### DESCRIPTION OF THE TASK
Scan the entries below and extract each line with the word "Great" in it.

### DATA LINES
--- BEGIN ---

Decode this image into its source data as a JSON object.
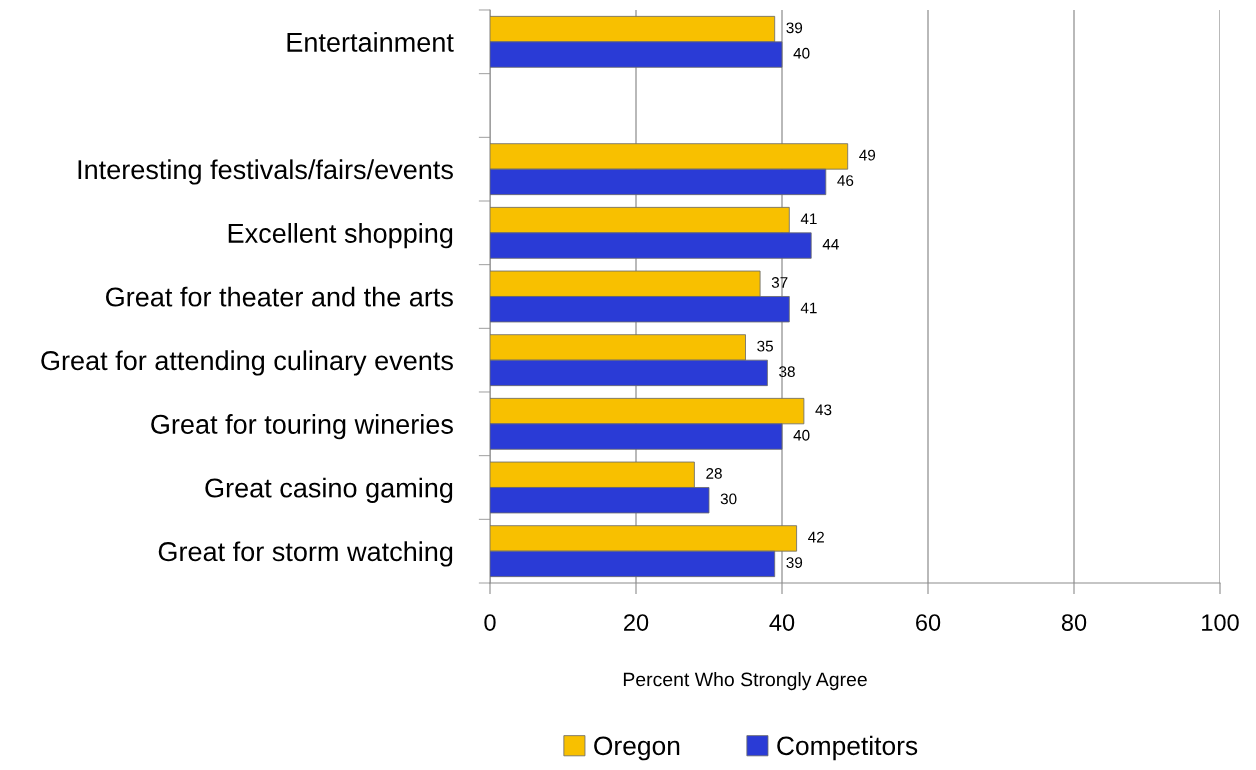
{
  "chart_data": {
    "type": "bar",
    "orientation": "horizontal",
    "xlabel": "Percent Who Strongly Agree",
    "categories": [
      "Entertainment",
      null,
      "Interesting festivals/fairs/events",
      "Excellent shopping",
      "Great for theater and the arts",
      "Great for attending culinary events",
      "Great for touring wineries",
      "Great casino gaming",
      "Great for storm watching"
    ],
    "series": [
      {
        "name": "Oregon",
        "color": "#f8c000",
        "values": [
          39,
          null,
          49,
          41,
          37,
          35,
          43,
          28,
          42
        ]
      },
      {
        "name": "Competitors",
        "color": "#2a3bd6",
        "values": [
          40,
          null,
          46,
          44,
          41,
          38,
          40,
          30,
          39
        ]
      }
    ],
    "xlim": [
      0,
      100
    ],
    "xticks": [
      0,
      20,
      40,
      60,
      80,
      100
    ],
    "grid": "x",
    "legend": "bottom",
    "data_labels": true
  }
}
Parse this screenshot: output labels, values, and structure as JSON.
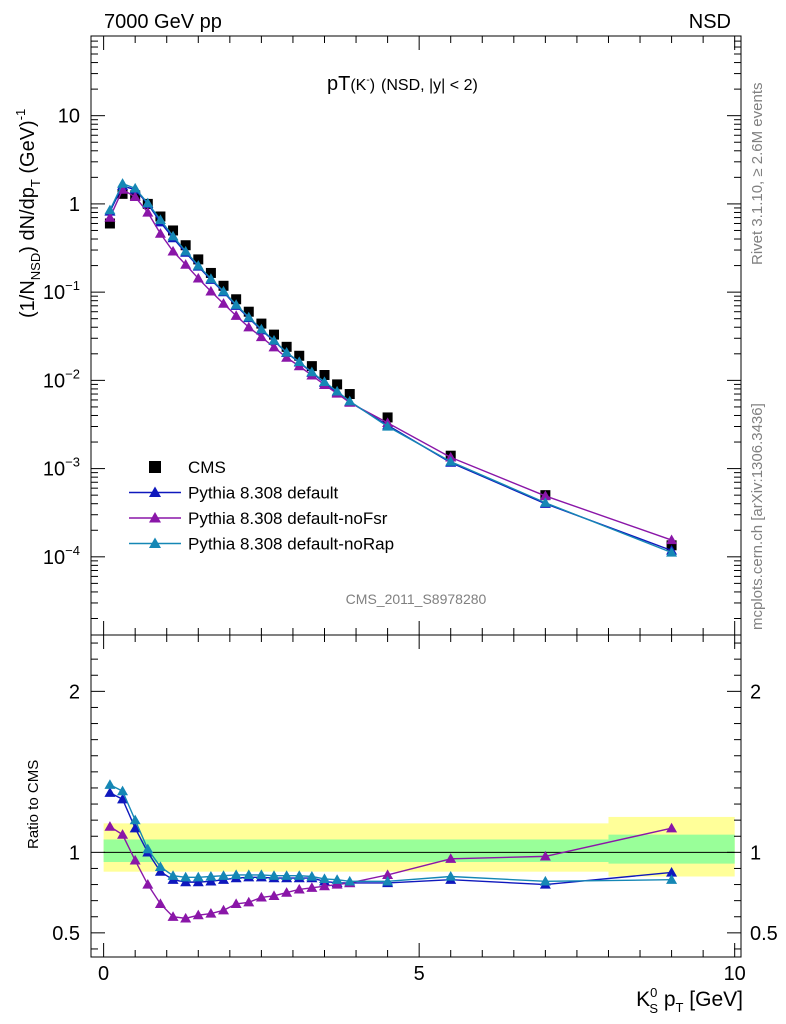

--- END ---

### WRITTEN SOLUTION
      "Great for theater and the arts",
      "Great for attending culinary events",
      "Great for touring wineries",
      "Great casino gaming",
      "Great for storm watching"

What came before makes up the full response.